### EXERCISE BRIEF
Pick out all lines in the listing holding the string "title" and copy them.

········

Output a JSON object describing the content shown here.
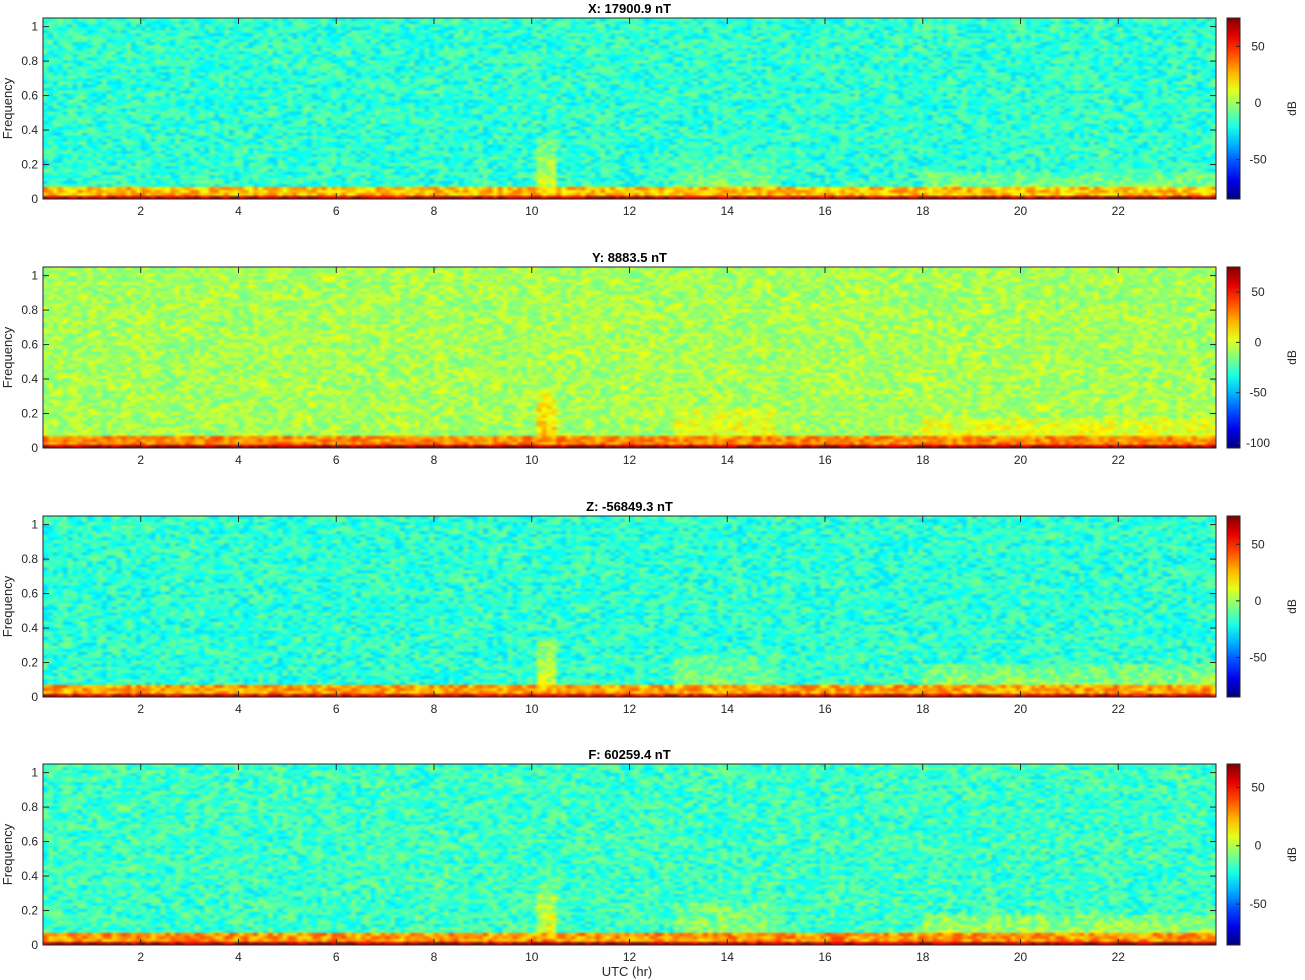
{
  "figure": {
    "xlabel": "UTC (hr)"
  },
  "chart_data": [
    {
      "type": "heatmap",
      "title": "X: 17900.9 nT",
      "ylabel": "Frequency",
      "xlim": [
        0,
        24
      ],
      "ylim": [
        0,
        1.05
      ],
      "xticks": [
        2,
        4,
        6,
        8,
        10,
        12,
        14,
        16,
        18,
        20,
        22
      ],
      "yticks": [
        0,
        0.2,
        0.4,
        0.6,
        0.8,
        1
      ],
      "colorbar": {
        "label": "dB",
        "clim": [
          -85,
          75
        ],
        "ticks": [
          -50,
          0,
          50
        ]
      },
      "colormap": "jet",
      "background_dB": -18,
      "low_band_dB": 25,
      "floor_dB": 65,
      "bursts": [
        {
          "t_start": 10.15,
          "t_end": 10.5,
          "f_top": 0.35,
          "dB": 10
        },
        {
          "t_start": 12.9,
          "t_end": 15.0,
          "f_top": 0.25,
          "dB": -5
        },
        {
          "t_start": 18.0,
          "t_end": 24.0,
          "f_top": 0.15,
          "dB": 0
        }
      ]
    },
    {
      "type": "heatmap",
      "title": "Y: 8883.5 nT",
      "ylabel": "Frequency",
      "xlim": [
        0,
        24
      ],
      "ylim": [
        0,
        1.05
      ],
      "xticks": [
        2,
        4,
        6,
        8,
        10,
        12,
        14,
        16,
        18,
        20,
        22
      ],
      "yticks": [
        0,
        0.2,
        0.4,
        0.6,
        0.8,
        1
      ],
      "colorbar": {
        "label": "dB",
        "clim": [
          -105,
          75
        ],
        "ticks": [
          -100,
          -50,
          0,
          50
        ]
      },
      "colormap": "jet",
      "background_dB": -8,
      "low_band_dB": 28,
      "floor_dB": 68,
      "bursts": [
        {
          "t_start": 10.15,
          "t_end": 10.5,
          "f_top": 0.35,
          "dB": 18
        },
        {
          "t_start": 12.9,
          "t_end": 15.0,
          "f_top": 0.25,
          "dB": 8
        },
        {
          "t_start": 18.0,
          "t_end": 24.0,
          "f_top": 0.18,
          "dB": 10
        }
      ]
    },
    {
      "type": "heatmap",
      "title": "Z: -56849.3 nT",
      "ylabel": "Frequency",
      "xlim": [
        0,
        24
      ],
      "ylim": [
        0,
        1.05
      ],
      "xticks": [
        2,
        4,
        6,
        8,
        10,
        12,
        14,
        16,
        18,
        20,
        22
      ],
      "yticks": [
        0,
        0.2,
        0.4,
        0.6,
        0.8,
        1
      ],
      "colorbar": {
        "label": "dB",
        "clim": [
          -85,
          75
        ],
        "ticks": [
          -50,
          0,
          50
        ]
      },
      "colormap": "jet",
      "background_dB": -18,
      "low_band_dB": 30,
      "floor_dB": 60,
      "bursts": [
        {
          "t_start": 10.15,
          "t_end": 10.5,
          "f_top": 0.35,
          "dB": 12
        },
        {
          "t_start": 12.9,
          "t_end": 15.0,
          "f_top": 0.25,
          "dB": -3
        },
        {
          "t_start": 18.0,
          "t_end": 24.0,
          "f_top": 0.2,
          "dB": 2
        }
      ]
    },
    {
      "type": "heatmap",
      "title": "F: 60259.4 nT",
      "ylabel": "Frequency",
      "xlim": [
        0,
        24
      ],
      "ylim": [
        0,
        1.05
      ],
      "xticks": [
        2,
        4,
        6,
        8,
        10,
        12,
        14,
        16,
        18,
        20,
        22
      ],
      "yticks": [
        0,
        0.2,
        0.4,
        0.6,
        0.8,
        1
      ],
      "colorbar": {
        "label": "dB",
        "clim": [
          -85,
          70
        ],
        "ticks": [
          -50,
          0,
          50
        ]
      },
      "colormap": "jet",
      "background_dB": -18,
      "low_band_dB": 28,
      "floor_dB": 62,
      "bursts": [
        {
          "t_start": 10.15,
          "t_end": 10.5,
          "f_top": 0.35,
          "dB": 12
        },
        {
          "t_start": 12.9,
          "t_end": 15.0,
          "f_top": 0.25,
          "dB": -3
        },
        {
          "t_start": 18.0,
          "t_end": 24.0,
          "f_top": 0.18,
          "dB": 4
        }
      ]
    }
  ]
}
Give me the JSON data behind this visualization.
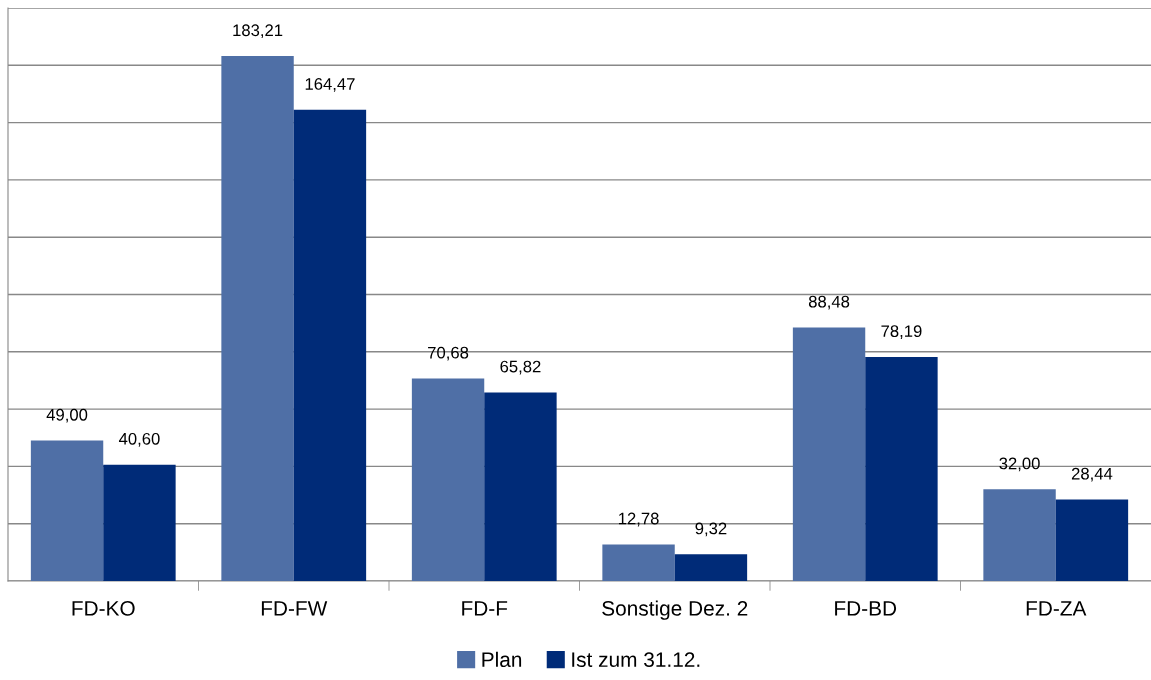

········

### THE ANSWER
      "title": "X: 17900.9 nT",
      "title": "Y: 8883.5 nT",
      "title": "Z: -56849.3 nT",
      "title": "F: 60259.4 nT",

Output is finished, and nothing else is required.